::: Extracted material :::

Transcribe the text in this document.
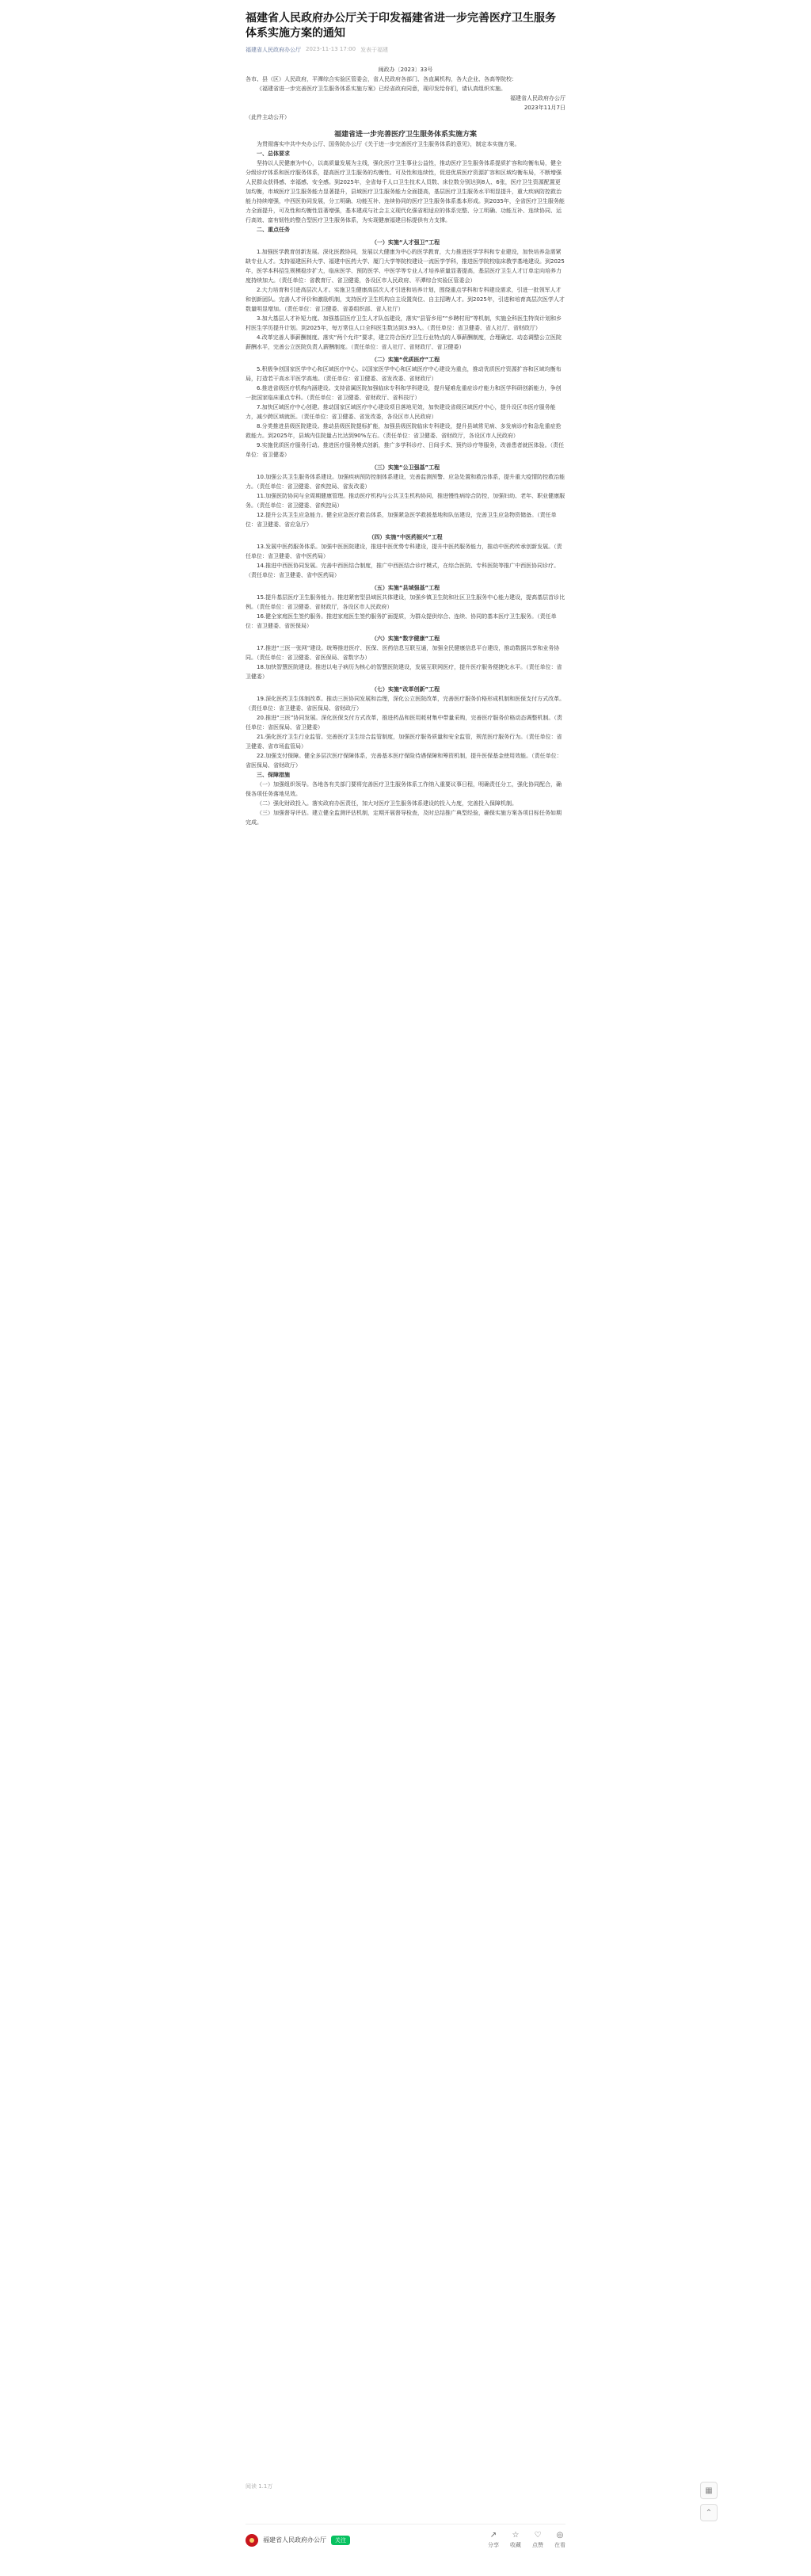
福建省人民政府办公厅关于印发福建省进一步完善医疗卫生服务体系实施方案的通知
福建省人民政府办公厅 2023-11-13 17:00 发表于福建

闽政办〔2023〕33号

各市、县（区）人民政府，平潭综合实验区管委会，省人民政府各部门、各直属机构，各大企业、各高等院校：

《福建省进一步完善医疗卫生服务体系实施方案》已经省政府同意，现印发给你们，请认真组织实施。

福建省人民政府办公厅

2023年11月7日

（此件主动公开）

福建省进一步完善医疗卫生服务体系实施方案

为贯彻落实中共中央办公厅、国务院办公厅《关于进一步完善医疗卫生服务体系的意见》，制定本实施方案。

一、总体要求

坚持以人民健康为中心，以高质量发展为主线，强化医疗卫生事业公益性，推动医疗卫生服务体系提质扩容和均衡布局，健全分级诊疗体系和医疗服务体系，提高医疗卫生服务的均衡性、可及性和连续性，促进优质医疗资源扩容和区域均衡布局，不断增强人民群众获得感、幸福感、安全感。到2025年，全省每千人口卫生技术人员数、床位数分别达到8人、6张，医疗卫生资源配置更加均衡，市域医疗卫生服务能力显著提升，县域医疗卫生服务能力全面提高，基层医疗卫生服务水平明显提升，重大疾病防控救治能力持续增强，中西医协同发展，分工明确、功能互补、连续协同的医疗卫生服务体系基本形成。到2035年，全省医疗卫生服务能力全面提升，可及性和均衡性显著增强，基本建成与社会主义现代化强省相适应的体系完整、分工明确、功能互补、连续协同、运行高效、富有韧性的整合型医疗卫生服务体系，为实现健康福建目标提供有力支撑。

二、重点任务

（一）实施“人才强卫”工程

1.加强医学教育创新发展。深化医教协同，发展以大健康为中心的医学教育，大力推进医学学科和专业建设，加快培养急需紧缺专业人才。支持福建医科大学、福建中医药大学、厦门大学等院校建设一流医学学科，推进医学院校临床教学基地建设。到2025年，医学本科招生规模稳步扩大，临床医学、预防医学、中医学等专业人才培养质量显著提高，基层医疗卫生人才订单定向培养力度持续加大。（责任单位：省教育厅、省卫健委，各设区市人民政府、平潭综合实验区管委会）

2.大力培育和引进高层次人才。实施卫生健康高层次人才引进和培养计划，围绕重点学科和专科建设需求，引进一批领军人才和创新团队。完善人才评价和激励机制，支持医疗卫生机构自主设置岗位、自主招聘人才。到2025年，引进和培育高层次医学人才数量明显增加。（责任单位：省卫健委、省委组织部、省人社厅）

3.加大基层人才补短力度。加强基层医疗卫生人才队伍建设，落实“县管乡用”“乡聘村用”等机制，实施全科医生特岗计划和乡村医生学历提升计划。到2025年，每万常住人口全科医生数达到3.93人。（责任单位：省卫健委、省人社厅、省财政厅）

4.改革完善人事薪酬制度。落实“两个允许”要求，建立符合医疗卫生行业特点的人事薪酬制度，合理确定、动态调整公立医院薪酬水平，完善公立医院负责人薪酬制度。（责任单位：省人社厅、省财政厅、省卫健委）

（二）实施“优质医疗”工程

5.积极争创国家医学中心和区域医疗中心。以国家医学中心和区域医疗中心建设为重点，推动优质医疗资源扩容和区域均衡布局，打造若干高水平医学高地。（责任单位：省卫健委、省发改委、省财政厅）

6.推进省级医疗机构内涵建设。支持省属医院加强临床专科和学科建设，提升疑难危重症诊疗能力和医学科研创新能力，争创一批国家临床重点专科。（责任单位：省卫健委、省财政厅、省科技厅）

7.加快区域医疗中心创建。推动国家区域医疗中心建设项目落地见效，加快建设省级区域医疗中心，提升设区市医疗服务能力，减少跨区域就医。（责任单位：省卫健委、省发改委，各设区市人民政府）

8.分类推进县级医院建设。推动县级医院提标扩能，加强县级医院临床专科建设，提升县域常见病、多发病诊疗和急危重症抢救能力。到2025年，县域内住院量占比达到90%左右。（责任单位：省卫健委、省财政厅，各设区市人民政府）

9.实施优质医疗服务行动。推进医疗服务模式创新，推广多学科诊疗、日间手术、预约诊疗等服务，改善患者就医体验。（责任单位：省卫健委）

（三）实施“公卫强基”工程

10.加强公共卫生服务体系建设。加强疾病预防控制体系建设，完善监测预警、应急处置和救治体系，提升重大疫情防控救治能力。（责任单位：省卫健委、省疾控局、省发改委）

11.加强医防协同与全周期健康管理。推动医疗机构与公共卫生机构协同，推进慢性病综合防控，加强妇幼、老年、职业健康服务。（责任单位：省卫健委、省疾控局）

12.提升公共卫生应急能力。健全应急医疗救治体系，加强紧急医学救援基地和队伍建设，完善卫生应急物资储备。（责任单位：省卫健委、省应急厅）

（四）实施“中医药振兴”工程

13.发展中医药服务体系。加强中医医院建设，推进中医优势专科建设，提升中医药服务能力，推动中医药传承创新发展。（责任单位：省卫健委、省中医药局）

14.推进中西医协同发展。完善中西医结合制度，推广中西医结合诊疗模式，在综合医院、专科医院等推广中西医协同诊疗。（责任单位：省卫健委、省中医药局）

（五）实施“县域强基”工程

15.提升基层医疗卫生服务能力。推进紧密型县域医共体建设，加强乡镇卫生院和社区卫生服务中心能力建设，提高基层首诊比例。（责任单位：省卫健委、省财政厅，各设区市人民政府）

16.健全家庭医生签约服务。推进家庭医生签约服务扩面提质，为群众提供综合、连续、协同的基本医疗卫生服务。（责任单位：省卫健委、省医保局）

（六）实施“数字健康”工程

17.推进“三医一张网”建设。统筹推进医疗、医保、医药信息互联互通，加强全民健康信息平台建设，推动数据共享和业务协同。（责任单位：省卫健委、省医保局、省数字办）

18.加快智慧医院建设。推进以电子病历为核心的智慧医院建设，发展互联网医疗，提升医疗服务便捷化水平。（责任单位：省卫健委）

（七）实施“改革创新”工程

19.深化医药卫生体制改革。推动三医协同发展和治理，深化公立医院改革，完善医疗服务价格形成机制和医保支付方式改革。（责任单位：省卫健委、省医保局、省财政厅）

20.推进“三医”协同发展。深化医保支付方式改革，推进药品和医用耗材集中带量采购，完善医疗服务价格动态调整机制。（责任单位：省医保局、省卫健委）

21.强化医疗卫生行业监管。完善医疗卫生综合监管制度，加强医疗服务质量和安全监管，规范医疗服务行为。（责任单位：省卫健委、省市场监管局）

22.加强支付保障。健全多层次医疗保障体系，完善基本医疗保险待遇保障和筹资机制，提升医保基金使用效能。（责任单位：省医保局、省财政厅）

三、保障措施

（一）加强组织领导。各地各有关部门要将完善医疗卫生服务体系工作纳入重要议事日程，明确责任分工，强化协同配合，确保各项任务落地见效。

（二）强化财政投入。落实政府办医责任，加大对医疗卫生服务体系建设的投入力度，完善投入保障机制。

（三）加强督导评估。建立健全监测评估机制，定期开展督导检查，及时总结推广典型经验，确保实施方案各项目标任务如期完成。

阅读 1.1万
福建省人民政府办公厅	关注
↗
分享
☆
收藏
♡
点赞
◎
在看
▦
⌃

:::

■ **Written request**
Output the material word for word, omitting its pictures.

■ **Response to the exercise**
Transcribe the text in this document.
福建省人民政府办公厅关于印发福建省进一步完善医疗卫生服务体系实施方案的通知
福建省人民政府办公厅 2023-11-13 17:00 发表于福建

闽政办〔2023〕33号

各市、县（区）人民政府，平潭综合实验区管委会，省人民政府各部门、各直属机构，各大企业、各高等院校：

《福建省进一步完善医疗卫生服务体系实施方案》已经省政府同意，现印发给你们，请认真组织实施。

福建省人民政府办公厅

2023年11月7日

（此件主动公开）

福建省进一步完善医疗卫生服务体系实施方案

为贯彻落实中共中央办公厅、国务院办公厅《关于进一步完善医疗卫生服务体系的意见》，制定本实施方案。

一、总体要求

坚持以人民健康为中心，以高质量发展为主线，强化医疗卫生事业公益性，推动医疗卫生服务体系提质扩容和均衡布局，健全分级诊疗体系和医疗服务体系，提高医疗卫生服务的均衡性、可及性和连续性，促进优质医疗资源扩容和区域均衡布局，不断增强人民群众获得感、幸福感、安全感。到2025年，全省每千人口卫生技术人员数、床位数分别达到8人、6张，医疗卫生资源配置更加均衡，市域医疗卫生服务能力显著提升，县域医疗卫生服务能力全面提高，基层医疗卫生服务水平明显提升，重大疾病防控救治能力持续增强，中西医协同发展，分工明确、功能互补、连续协同的医疗卫生服务体系基本形成。到2035年，全省医疗卫生服务能力全面提升，可及性和均衡性显著增强，基本建成与社会主义现代化强省相适应的体系完整、分工明确、功能互补、连续协同、运行高效、富有韧性的整合型医疗卫生服务体系，为实现健康福建目标提供有力支撑。

二、重点任务

（一）实施“人才强卫”工程

1.加强医学教育创新发展。深化医教协同，发展以大健康为中心的医学教育，大力推进医学学科和专业建设，加快培养急需紧缺专业人才。支持福建医科大学、福建中医药大学、厦门大学等院校建设一流医学学科，推进医学院校临床教学基地建设。到2025年，医学本科招生规模稳步扩大，临床医学、预防医学、中医学等专业人才培养质量显著提高，基层医疗卫生人才订单定向培养力度持续加大。（责任单位：省教育厅、省卫健委，各设区市人民政府、平潭综合实验区管委会）

2.大力培育和引进高层次人才。实施卫生健康高层次人才引进和培养计划，围绕重点学科和专科建设需求，引进一批领军人才和创新团队。完善人才评价和激励机制，支持医疗卫生机构自主设置岗位、自主招聘人才。到2025年，引进和培育高层次医学人才数量明显增加。（责任单位：省卫健委、省委组织部、省人社厅）

3.加大基层人才补短力度。加强基层医疗卫生人才队伍建设，落实“县管乡用”“乡聘村用”等机制，实施全科医生特岗计划和乡村医生学历提升计划。到2025年，每万常住人口全科医生数达到3.93人。（责任单位：省卫健委、省人社厅、省财政厅）

4.改革完善人事薪酬制度。落实“两个允许”要求，建立符合医疗卫生行业特点的人事薪酬制度，合理确定、动态调整公立医院薪酬水平，完善公立医院负责人薪酬制度。（责任单位：省人社厅、省财政厅、省卫健委）

（二）实施“优质医疗”工程

5.积极争创国家医学中心和区域医疗中心。以国家医学中心和区域医疗中心建设为重点，推动优质医疗资源扩容和区域均衡布局，打造若干高水平医学高地。（责任单位：省卫健委、省发改委、省财政厅）

6.推进省级医疗机构内涵建设。支持省属医院加强临床专科和学科建设，提升疑难危重症诊疗能力和医学科研创新能力，争创一批国家临床重点专科。（责任单位：省卫健委、省财政厅、省科技厅）

7.加快区域医疗中心创建。推动国家区域医疗中心建设项目落地见效，加快建设省级区域医疗中心，提升设区市医疗服务能力，减少跨区域就医。（责任单位：省卫健委、省发改委，各设区市人民政府）

8.分类推进县级医院建设。推动县级医院提标扩能，加强县级医院临床专科建设，提升县域常见病、多发病诊疗和急危重症抢救能力。到2025年，县域内住院量占比达到90%左右。（责任单位：省卫健委、省财政厅，各设区市人民政府）

9.实施优质医疗服务行动。推进医疗服务模式创新，推广多学科诊疗、日间手术、预约诊疗等服务，改善患者就医体验。（责任单位：省卫健委）

（三）实施“公卫强基”工程

10.加强公共卫生服务体系建设。加强疾病预防控制体系建设，完善监测预警、应急处置和救治体系，提升重大疫情防控救治能力。（责任单位：省卫健委、省疾控局、省发改委）

11.加强医防协同与全周期健康管理。推动医疗机构与公共卫生机构协同，推进慢性病综合防控，加强妇幼、老年、职业健康服务。（责任单位：省卫健委、省疾控局）

12.提升公共卫生应急能力。健全应急医疗救治体系，加强紧急医学救援基地和队伍建设，完善卫生应急物资储备。（责任单位：省卫健委、省应急厅）

（四）实施“中医药振兴”工程

13.发展中医药服务体系。加强中医医院建设，推进中医优势专科建设，提升中医药服务能力，推动中医药传承创新发展。（责任单位：省卫健委、省中医药局）

14.推进中西医协同发展。完善中西医结合制度，推广中西医结合诊疗模式，在综合医院、专科医院等推广中西医协同诊疗。（责任单位：省卫健委、省中医药局）

（五）实施“县域强基”工程

15.提升基层医疗卫生服务能力。推进紧密型县域医共体建设，加强乡镇卫生院和社区卫生服务中心能力建设，提高基层首诊比例。（责任单位：省卫健委、省财政厅，各设区市人民政府）

16.健全家庭医生签约服务。推进家庭医生签约服务扩面提质，为群众提供综合、连续、协同的基本医疗卫生服务。（责任单位：省卫健委、省医保局）

（六）实施“数字健康”工程

17.推进“三医一张网”建设。统筹推进医疗、医保、医药信息互联互通，加强全民健康信息平台建设，推动数据共享和业务协同。（责任单位：省卫健委、省医保局、省数字办）

18.加快智慧医院建设。推进以电子病历为核心的智慧医院建设，发展互联网医疗，提升医疗服务便捷化水平。（责任单位：省卫健委）

（七）实施“改革创新”工程

19.深化医药卫生体制改革。推动三医协同发展和治理，深化公立医院改革，完善医疗服务价格形成机制和医保支付方式改革。（责任单位：省卫健委、省医保局、省财政厅）

20.推进“三医”协同发展。深化医保支付方式改革，推进药品和医用耗材集中带量采购，完善医疗服务价格动态调整机制。（责任单位：省医保局、省卫健委）

21.强化医疗卫生行业监管。完善医疗卫生综合监管制度，加强医疗服务质量和安全监管，规范医疗服务行为。（责任单位：省卫健委、省市场监管局）

22.加强支付保障。健全多层次医疗保障体系，完善基本医疗保险待遇保障和筹资机制，提升医保基金使用效能。（责任单位：省医保局、省财政厅）

三、保障措施

（一）加强组织领导。各地各有关部门要将完善医疗卫生服务体系工作纳入重要议事日程，明确责任分工，强化协同配合，确保各项任务落地见效。

（二）强化财政投入。落实政府办医责任，加大对医疗卫生服务体系建设的投入力度，完善投入保障机制。

（三）加强督导评估。建立健全监测评估机制，定期开展督导检查，及时总结推广典型经验，确保实施方案各项目标任务如期完成。

阅读 1.1万
福建省人民政府办公厅	关注
↗
分享
☆
收藏
♡
点赞
◎
在看
▦
⌃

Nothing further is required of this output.